● **What you should do**:
Below are some records: retype them all exactly, but not the pictures.

(Rows from a dataset)

***

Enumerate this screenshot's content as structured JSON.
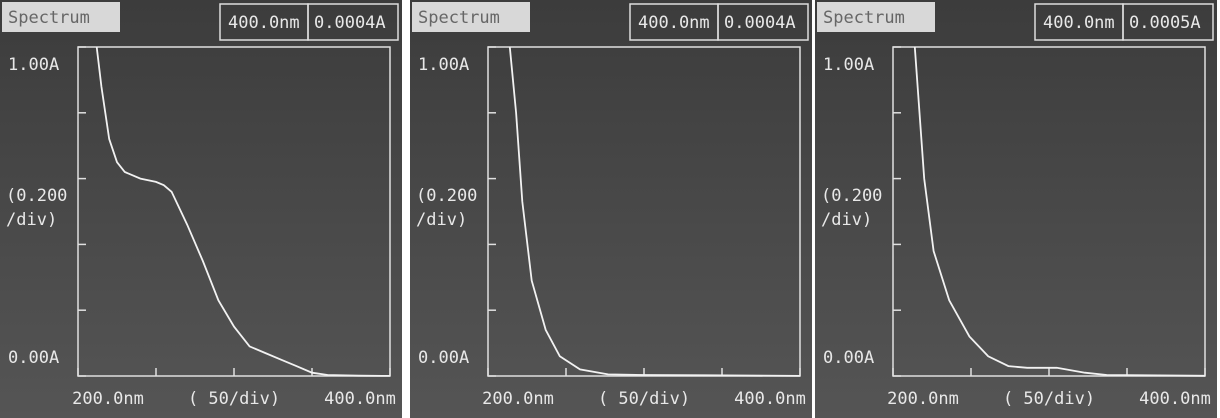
{
  "chart_data": [
    {
      "type": "line",
      "title": "Spectrum",
      "cursor_label": "400.0nm",
      "readout_label": "0.0004A",
      "ylabel": [
        "(0.200",
        "/div)"
      ],
      "xlabel": "( 50/div)",
      "x": [
        212,
        215,
        220,
        225,
        230,
        240,
        250,
        255,
        260,
        270,
        280,
        290,
        300,
        310,
        320,
        330,
        340,
        350,
        360,
        380,
        400
      ],
      "series": [
        {
          "color": "#f2f2f2",
          "values": [
            1.0,
            0.88,
            0.72,
            0.65,
            0.62,
            0.6,
            0.59,
            0.58,
            0.56,
            0.46,
            0.35,
            0.23,
            0.15,
            0.09,
            0.07,
            0.05,
            0.03,
            0.01,
            0.003,
            0.001,
            0.0004
          ]
        }
      ],
      "xlim": [
        200,
        400
      ],
      "ylim": [
        0,
        1
      ],
      "xticks": [
        {
          "value": 200,
          "label": "200.0nm"
        },
        {
          "value": 400,
          "label": "400.0nm"
        }
      ],
      "yticks": [
        {
          "value": 0,
          "label": "0.00A"
        },
        {
          "value": 1,
          "label": "1.00A"
        }
      ],
      "xminorticks": [
        250,
        300,
        350
      ],
      "yminorticks": [
        0.2,
        0.4,
        0.6,
        0.8
      ]
    },
    {
      "type": "line",
      "title": "Spectrum",
      "cursor_label": "400.0nm",
      "readout_label": "0.0004A",
      "ylabel": [
        "(0.200",
        "/div)"
      ],
      "xlabel": "( 50/div)",
      "x": [
        214,
        218,
        222,
        228,
        237,
        246,
        259,
        277,
        300,
        340,
        400
      ],
      "series": [
        {
          "color": "#f2f2f2",
          "values": [
            1.0,
            0.8,
            0.53,
            0.29,
            0.14,
            0.06,
            0.02,
            0.005,
            0.003,
            0.002,
            0.0004
          ]
        }
      ],
      "xlim": [
        200,
        400
      ],
      "ylim": [
        0,
        1
      ],
      "xticks": [
        {
          "value": 200,
          "label": "200.0nm"
        },
        {
          "value": 400,
          "label": "400.0nm"
        }
      ],
      "yticks": [
        {
          "value": 0,
          "label": "0.00A"
        },
        {
          "value": 1,
          "label": "1.00A"
        }
      ],
      "xminorticks": [
        250,
        300,
        350
      ],
      "yminorticks": [
        0.2,
        0.4,
        0.6,
        0.8
      ]
    },
    {
      "type": "line",
      "title": "Spectrum",
      "cursor_label": "400.0nm",
      "readout_label": "0.0005A",
      "ylabel": [
        "(0.200",
        "/div)"
      ],
      "xlabel": "( 50/div)",
      "x": [
        214,
        220,
        226,
        236,
        249,
        261,
        274,
        286,
        305,
        323,
        337,
        400
      ],
      "series": [
        {
          "color": "#f2f2f2",
          "values": [
            1.0,
            0.6,
            0.38,
            0.23,
            0.12,
            0.06,
            0.03,
            0.025,
            0.025,
            0.01,
            0.003,
            0.0005
          ]
        }
      ],
      "xlim": [
        200,
        400
      ],
      "ylim": [
        0,
        1
      ],
      "xticks": [
        {
          "value": 200,
          "label": "200.0nm"
        },
        {
          "value": 400,
          "label": "400.0nm"
        }
      ],
      "yticks": [
        {
          "value": 0,
          "label": "0.00A"
        },
        {
          "value": 1,
          "label": "1.00A"
        }
      ],
      "xminorticks": [
        250,
        300,
        350
      ],
      "yminorticks": [
        0.2,
        0.4,
        0.6,
        0.8
      ]
    }
  ]
}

***

● **Answer in full**:
Enumerate this screenshot's content as structured JSON.
{
  "chart_data": [
    {
      "type": "line",
      "title": "Spectrum",
      "cursor_label": "400.0nm",
      "readout_label": "0.0004A",
      "ylabel": [
        "(0.200",
        "/div)"
      ],
      "xlabel": "( 50/div)",
      "x": [
        212,
        215,
        220,
        225,
        230,
        240,
        250,
        255,
        260,
        270,
        280,
        290,
        300,
        310,
        320,
        330,
        340,
        350,
        360,
        380,
        400
      ],
      "series": [
        {
          "color": "#f2f2f2",
          "values": [
            1.0,
            0.88,
            0.72,
            0.65,
            0.62,
            0.6,
            0.59,
            0.58,
            0.56,
            0.46,
            0.35,
            0.23,
            0.15,
            0.09,
            0.07,
            0.05,
            0.03,
            0.01,
            0.003,
            0.001,
            0.0004
          ]
        }
      ],
      "xlim": [
        200,
        400
      ],
      "ylim": [
        0,
        1
      ],
      "xticks": [
        {
          "value": 200,
          "label": "200.0nm"
        },
        {
          "value": 400,
          "label": "400.0nm"
        }
      ],
      "yticks": [
        {
          "value": 0,
          "label": "0.00A"
        },
        {
          "value": 1,
          "label": "1.00A"
        }
      ],
      "xminorticks": [
        250,
        300,
        350
      ],
      "yminorticks": [
        0.2,
        0.4,
        0.6,
        0.8
      ]
    },
    {
      "type": "line",
      "title": "Spectrum",
      "cursor_label": "400.0nm",
      "readout_label": "0.0004A",
      "ylabel": [
        "(0.200",
        "/div)"
      ],
      "xlabel": "( 50/div)",
      "x": [
        214,
        218,
        222,
        228,
        237,
        246,
        259,
        277,
        300,
        340,
        400
      ],
      "series": [
        {
          "color": "#f2f2f2",
          "values": [
            1.0,
            0.8,
            0.53,
            0.29,
            0.14,
            0.06,
            0.02,
            0.005,
            0.003,
            0.002,
            0.0004
          ]
        }
      ],
      "xlim": [
        200,
        400
      ],
      "ylim": [
        0,
        1
      ],
      "xticks": [
        {
          "value": 200,
          "label": "200.0nm"
        },
        {
          "value": 400,
          "label": "400.0nm"
        }
      ],
      "yticks": [
        {
          "value": 0,
          "label": "0.00A"
        },
        {
          "value": 1,
          "label": "1.00A"
        }
      ],
      "xminorticks": [
        250,
        300,
        350
      ],
      "yminorticks": [
        0.2,
        0.4,
        0.6,
        0.8
      ]
    },
    {
      "type": "line",
      "title": "Spectrum",
      "cursor_label": "400.0nm",
      "readout_label": "0.0005A",
      "ylabel": [
        "(0.200",
        "/div)"
      ],
      "xlabel": "( 50/div)",
      "x": [
        214,
        220,
        226,
        236,
        249,
        261,
        274,
        286,
        305,
        323,
        337,
        400
      ],
      "series": [
        {
          "color": "#f2f2f2",
          "values": [
            1.0,
            0.6,
            0.38,
            0.23,
            0.12,
            0.06,
            0.03,
            0.025,
            0.025,
            0.01,
            0.003,
            0.0005
          ]
        }
      ],
      "xlim": [
        200,
        400
      ],
      "ylim": [
        0,
        1
      ],
      "xticks": [
        {
          "value": 200,
          "label": "200.0nm"
        },
        {
          "value": 400,
          "label": "400.0nm"
        }
      ],
      "yticks": [
        {
          "value": 0,
          "label": "0.00A"
        },
        {
          "value": 1,
          "label": "1.00A"
        }
      ],
      "xminorticks": [
        250,
        300,
        350
      ],
      "yminorticks": [
        0.2,
        0.4,
        0.6,
        0.8
      ]
    }
  ]
}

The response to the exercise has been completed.